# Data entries
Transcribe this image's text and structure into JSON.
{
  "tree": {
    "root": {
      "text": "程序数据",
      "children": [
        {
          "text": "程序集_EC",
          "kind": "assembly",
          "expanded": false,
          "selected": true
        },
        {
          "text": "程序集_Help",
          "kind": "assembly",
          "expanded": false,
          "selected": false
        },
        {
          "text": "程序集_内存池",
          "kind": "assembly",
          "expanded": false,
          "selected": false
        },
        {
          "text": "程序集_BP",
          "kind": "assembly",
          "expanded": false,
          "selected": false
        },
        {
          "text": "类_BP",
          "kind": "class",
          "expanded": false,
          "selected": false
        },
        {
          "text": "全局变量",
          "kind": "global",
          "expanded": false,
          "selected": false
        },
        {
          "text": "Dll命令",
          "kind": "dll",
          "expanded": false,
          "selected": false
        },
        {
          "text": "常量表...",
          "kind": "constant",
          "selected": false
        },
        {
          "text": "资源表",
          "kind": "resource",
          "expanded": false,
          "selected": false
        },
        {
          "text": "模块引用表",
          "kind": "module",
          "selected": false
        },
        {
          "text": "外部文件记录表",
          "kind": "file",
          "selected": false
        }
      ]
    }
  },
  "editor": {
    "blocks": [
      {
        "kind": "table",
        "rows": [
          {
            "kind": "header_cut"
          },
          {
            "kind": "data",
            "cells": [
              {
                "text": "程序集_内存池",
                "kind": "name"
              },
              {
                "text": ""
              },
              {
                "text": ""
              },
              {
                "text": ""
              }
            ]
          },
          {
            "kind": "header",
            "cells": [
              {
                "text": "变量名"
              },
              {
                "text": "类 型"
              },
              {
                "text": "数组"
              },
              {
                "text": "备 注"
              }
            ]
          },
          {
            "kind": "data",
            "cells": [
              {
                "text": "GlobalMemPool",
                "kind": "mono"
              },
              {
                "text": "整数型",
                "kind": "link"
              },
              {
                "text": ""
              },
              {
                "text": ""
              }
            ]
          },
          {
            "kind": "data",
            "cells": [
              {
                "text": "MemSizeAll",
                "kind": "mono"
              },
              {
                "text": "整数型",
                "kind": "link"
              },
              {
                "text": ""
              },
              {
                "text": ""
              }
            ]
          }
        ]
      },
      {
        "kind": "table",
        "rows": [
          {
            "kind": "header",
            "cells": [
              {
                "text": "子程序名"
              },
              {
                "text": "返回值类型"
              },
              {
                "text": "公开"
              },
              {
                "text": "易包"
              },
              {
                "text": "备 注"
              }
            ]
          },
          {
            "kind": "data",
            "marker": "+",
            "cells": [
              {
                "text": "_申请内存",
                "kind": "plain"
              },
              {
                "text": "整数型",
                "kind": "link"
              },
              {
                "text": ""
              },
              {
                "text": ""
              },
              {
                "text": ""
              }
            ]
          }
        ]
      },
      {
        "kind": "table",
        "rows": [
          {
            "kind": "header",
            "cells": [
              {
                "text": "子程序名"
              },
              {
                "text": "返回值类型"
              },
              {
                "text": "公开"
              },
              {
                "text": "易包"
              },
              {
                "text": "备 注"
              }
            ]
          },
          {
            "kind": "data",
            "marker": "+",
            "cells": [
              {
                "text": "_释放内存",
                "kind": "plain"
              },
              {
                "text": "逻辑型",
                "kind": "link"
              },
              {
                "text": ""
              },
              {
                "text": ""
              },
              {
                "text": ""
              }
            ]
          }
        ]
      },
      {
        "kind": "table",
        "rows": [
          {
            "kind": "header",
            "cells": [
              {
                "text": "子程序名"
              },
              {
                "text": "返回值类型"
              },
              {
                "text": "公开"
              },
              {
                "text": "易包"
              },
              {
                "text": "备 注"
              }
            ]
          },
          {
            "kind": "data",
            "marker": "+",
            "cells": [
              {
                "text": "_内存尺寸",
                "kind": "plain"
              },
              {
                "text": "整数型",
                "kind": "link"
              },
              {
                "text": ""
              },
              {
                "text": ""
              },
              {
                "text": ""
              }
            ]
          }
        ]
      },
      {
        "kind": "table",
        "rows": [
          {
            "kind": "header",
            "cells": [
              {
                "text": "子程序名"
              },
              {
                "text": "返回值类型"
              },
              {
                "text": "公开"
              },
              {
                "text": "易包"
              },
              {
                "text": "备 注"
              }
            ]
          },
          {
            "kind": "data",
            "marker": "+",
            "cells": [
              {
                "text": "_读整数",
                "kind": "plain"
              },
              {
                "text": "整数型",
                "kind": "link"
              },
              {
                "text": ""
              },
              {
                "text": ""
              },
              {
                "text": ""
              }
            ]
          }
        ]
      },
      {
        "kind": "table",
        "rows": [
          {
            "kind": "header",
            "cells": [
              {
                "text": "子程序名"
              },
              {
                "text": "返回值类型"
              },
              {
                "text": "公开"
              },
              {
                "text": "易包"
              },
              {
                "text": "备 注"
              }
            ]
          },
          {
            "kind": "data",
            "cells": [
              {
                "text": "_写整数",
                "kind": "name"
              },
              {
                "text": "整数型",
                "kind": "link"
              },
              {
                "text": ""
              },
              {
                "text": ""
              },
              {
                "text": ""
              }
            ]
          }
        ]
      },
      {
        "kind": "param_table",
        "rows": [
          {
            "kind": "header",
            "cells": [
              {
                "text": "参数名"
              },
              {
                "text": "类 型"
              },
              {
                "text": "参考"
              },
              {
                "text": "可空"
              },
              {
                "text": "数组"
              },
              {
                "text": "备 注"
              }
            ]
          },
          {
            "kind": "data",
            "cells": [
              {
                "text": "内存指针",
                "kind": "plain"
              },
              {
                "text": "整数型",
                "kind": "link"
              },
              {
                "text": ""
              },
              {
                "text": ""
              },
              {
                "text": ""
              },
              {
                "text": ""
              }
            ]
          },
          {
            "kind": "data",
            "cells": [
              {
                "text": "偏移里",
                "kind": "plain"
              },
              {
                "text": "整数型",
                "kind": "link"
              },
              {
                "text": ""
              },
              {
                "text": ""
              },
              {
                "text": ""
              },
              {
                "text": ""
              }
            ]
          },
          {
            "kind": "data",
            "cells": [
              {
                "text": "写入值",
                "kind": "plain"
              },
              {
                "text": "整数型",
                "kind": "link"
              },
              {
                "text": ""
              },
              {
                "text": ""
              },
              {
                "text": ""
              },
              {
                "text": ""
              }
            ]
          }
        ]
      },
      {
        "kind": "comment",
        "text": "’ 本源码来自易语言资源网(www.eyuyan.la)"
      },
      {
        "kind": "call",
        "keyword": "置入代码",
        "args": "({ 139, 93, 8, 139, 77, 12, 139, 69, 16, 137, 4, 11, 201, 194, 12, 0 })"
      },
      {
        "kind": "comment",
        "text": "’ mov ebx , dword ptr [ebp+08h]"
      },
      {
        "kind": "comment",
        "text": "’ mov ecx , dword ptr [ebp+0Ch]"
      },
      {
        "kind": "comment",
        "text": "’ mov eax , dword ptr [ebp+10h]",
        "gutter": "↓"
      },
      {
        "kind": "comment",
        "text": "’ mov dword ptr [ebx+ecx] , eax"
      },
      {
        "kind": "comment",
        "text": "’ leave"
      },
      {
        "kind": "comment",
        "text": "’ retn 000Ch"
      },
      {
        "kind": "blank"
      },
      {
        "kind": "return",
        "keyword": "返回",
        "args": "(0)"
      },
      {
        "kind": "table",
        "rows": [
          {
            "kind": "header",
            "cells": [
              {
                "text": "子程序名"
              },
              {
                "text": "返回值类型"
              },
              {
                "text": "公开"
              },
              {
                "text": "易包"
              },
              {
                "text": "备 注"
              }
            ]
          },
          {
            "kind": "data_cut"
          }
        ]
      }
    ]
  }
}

# What is being asked
Would you reproduce all the entries exactly?

# Response
Transcribe this image's text and structure into JSON.
{
  "tree": {
    "root": {
      "text": "程序数据",
      "children": [
        {
          "text": "程序集_EC",
          "kind": "assembly",
          "expanded": false,
          "selected": true
        },
        {
          "text": "程序集_Help",
          "kind": "assembly",
          "expanded": false,
          "selected": false
        },
        {
          "text": "程序集_内存池",
          "kind": "assembly",
          "expanded": false,
          "selected": false
        },
        {
          "text": "程序集_BP",
          "kind": "assembly",
          "expanded": false,
          "selected": false
        },
        {
          "text": "类_BP",
          "kind": "class",
          "expanded": false,
          "selected": false
        },
        {
          "text": "全局变量",
          "kind": "global",
          "expanded": false,
          "selected": false
        },
        {
          "text": "Dll命令",
          "kind": "dll",
          "expanded": false,
          "selected": false
        },
        {
          "text": "常量表...",
          "kind": "constant",
          "selected": false
        },
        {
          "text": "资源表",
          "kind": "resource",
          "expanded": false,
          "selected": false
        },
        {
          "text": "模块引用表",
          "kind": "module",
          "selected": false
        },
        {
          "text": "外部文件记录表",
          "kind": "file",
          "selected": false
        }
      ]
    }
  },
  "editor": {
    "blocks": [
      {
        "kind": "table",
        "rows": [
          {
            "kind": "header_cut"
          },
          {
            "kind": "data",
            "cells": [
              {
                "text": "程序集_内存池",
                "kind": "name"
              },
              {
                "text": ""
              },
              {
                "text": ""
              },
              {
                "text": ""
              }
            ]
          },
          {
            "kind": "header",
            "cells": [
              {
                "text": "变量名"
              },
              {
                "text": "类 型"
              },
              {
                "text": "数组"
              },
              {
                "text": "备 注"
              }
            ]
          },
          {
            "kind": "data",
            "cells": [
              {
                "text": "GlobalMemPool",
                "kind": "mono"
              },
              {
                "text": "整数型",
                "kind": "link"
              },
              {
                "text": ""
              },
              {
                "text": ""
              }
            ]
          },
          {
            "kind": "data",
            "cells": [
              {
                "text": "MemSizeAll",
                "kind": "mono"
              },
              {
                "text": "整数型",
                "kind": "link"
              },
              {
                "text": ""
              },
              {
                "text": ""
              }
            ]
          }
        ]
      },
      {
        "kind": "table",
        "rows": [
          {
            "kind": "header",
            "cells": [
              {
                "text": "子程序名"
              },
              {
                "text": "返回值类型"
              },
              {
                "text": "公开"
              },
              {
                "text": "易包"
              },
              {
                "text": "备 注"
              }
            ]
          },
          {
            "kind": "data",
            "marker": "+",
            "cells": [
              {
                "text": "_申请内存",
                "kind": "plain"
              },
              {
                "text": "整数型",
                "kind": "link"
              },
              {
                "text": ""
              },
              {
                "text": ""
              },
              {
                "text": ""
              }
            ]
          }
        ]
      },
      {
        "kind": "table",
        "rows": [
          {
            "kind": "header",
            "cells": [
              {
                "text": "子程序名"
              },
              {
                "text": "返回值类型"
              },
              {
                "text": "公开"
              },
              {
                "text": "易包"
              },
              {
                "text": "备 注"
              }
            ]
          },
          {
            "kind": "data",
            "marker": "+",
            "cells": [
              {
                "text": "_释放内存",
                "kind": "plain"
              },
              {
                "text": "逻辑型",
                "kind": "link"
              },
              {
                "text": ""
              },
              {
                "text": ""
              },
              {
                "text": ""
              }
            ]
          }
        ]
      },
      {
        "kind": "table",
        "rows": [
          {
            "kind": "header",
            "cells": [
              {
                "text": "子程序名"
              },
              {
                "text": "返回值类型"
              },
              {
                "text": "公开"
              },
              {
                "text": "易包"
              },
              {
                "text": "备 注"
              }
            ]
          },
          {
            "kind": "data",
            "marker": "+",
            "cells": [
              {
                "text": "_内存尺寸",
                "kind": "plain"
              },
              {
                "text": "整数型",
                "kind": "link"
              },
              {
                "text": ""
              },
              {
                "text": ""
              },
              {
                "text": ""
              }
            ]
          }
        ]
      },
      {
        "kind": "table",
        "rows": [
          {
            "kind": "header",
            "cells": [
              {
                "text": "子程序名"
              },
              {
                "text": "返回值类型"
              },
              {
                "text": "公开"
              },
              {
                "text": "易包"
              },
              {
                "text": "备 注"
              }
            ]
          },
          {
            "kind": "data",
            "marker": "+",
            "cells": [
              {
                "text": "_读整数",
                "kind": "plain"
              },
              {
                "text": "整数型",
                "kind": "link"
              },
              {
                "text": ""
              },
              {
                "text": ""
              },
              {
                "text": ""
              }
            ]
          }
        ]
      },
      {
        "kind": "table",
        "rows": [
          {
            "kind": "header",
            "cells": [
              {
                "text": "子程序名"
              },
              {
                "text": "返回值类型"
              },
              {
                "text": "公开"
              },
              {
                "text": "易包"
              },
              {
                "text": "备 注"
              }
            ]
          },
          {
            "kind": "data",
            "cells": [
              {
                "text": "_写整数",
                "kind": "name"
              },
              {
                "text": "整数型",
                "kind": "link"
              },
              {
                "text": ""
              },
              {
                "text": ""
              },
              {
                "text": ""
              }
            ]
          }
        ]
      },
      {
        "kind": "param_table",
        "rows": [
          {
            "kind": "header",
            "cells": [
              {
                "text": "参数名"
              },
              {
                "text": "类 型"
              },
              {
                "text": "参考"
              },
              {
                "text": "可空"
              },
              {
                "text": "数组"
              },
              {
                "text": "备 注"
              }
            ]
          },
          {
            "kind": "data",
            "cells": [
              {
                "text": "内存指针",
                "kind": "plain"
              },
              {
                "text": "整数型",
                "kind": "link"
              },
              {
                "text": ""
              },
              {
                "text": ""
              },
              {
                "text": ""
              },
              {
                "text": ""
              }
            ]
          },
          {
            "kind": "data",
            "cells": [
              {
                "text": "偏移里",
                "kind": "plain"
              },
              {
                "text": "整数型",
                "kind": "link"
              },
              {
                "text": ""
              },
              {
                "text": ""
              },
              {
                "text": ""
              },
              {
                "text": ""
              }
            ]
          },
          {
            "kind": "data",
            "cells": [
              {
                "text": "写入值",
                "kind": "plain"
              },
              {
                "text": "整数型",
                "kind": "link"
              },
              {
                "text": ""
              },
              {
                "text": ""
              },
              {
                "text": ""
              },
              {
                "text": ""
              }
            ]
          }
        ]
      },
      {
        "kind": "comment",
        "text": "’ 本源码来自易语言资源网(www.eyuyan.la)"
      },
      {
        "kind": "call",
        "keyword": "置入代码",
        "args": "({ 139, 93, 8, 139, 77, 12, 139, 69, 16, 137, 4, 11, 201, 194, 12, 0 })"
      },
      {
        "kind": "comment",
        "text": "’ mov ebx , dword ptr [ebp+08h]"
      },
      {
        "kind": "comment",
        "text": "’ mov ecx , dword ptr [ebp+0Ch]"
      },
      {
        "kind": "comment",
        "text": "’ mov eax , dword ptr [ebp+10h]",
        "gutter": "↓"
      },
      {
        "kind": "comment",
        "text": "’ mov dword ptr [ebx+ecx] , eax"
      },
      {
        "kind": "comment",
        "text": "’ leave"
      },
      {
        "kind": "comment",
        "text": "’ retn 000Ch"
      },
      {
        "kind": "blank"
      },
      {
        "kind": "return",
        "keyword": "返回",
        "args": "(0)"
      },
      {
        "kind": "table",
        "rows": [
          {
            "kind": "header",
            "cells": [
              {
                "text": "子程序名"
              },
              {
                "text": "返回值类型"
              },
              {
                "text": "公开"
              },
              {
                "text": "易包"
              },
              {
                "text": "备 注"
              }
            ]
          },
          {
            "kind": "data_cut"
          }
        ]
      }
    ]
  }
}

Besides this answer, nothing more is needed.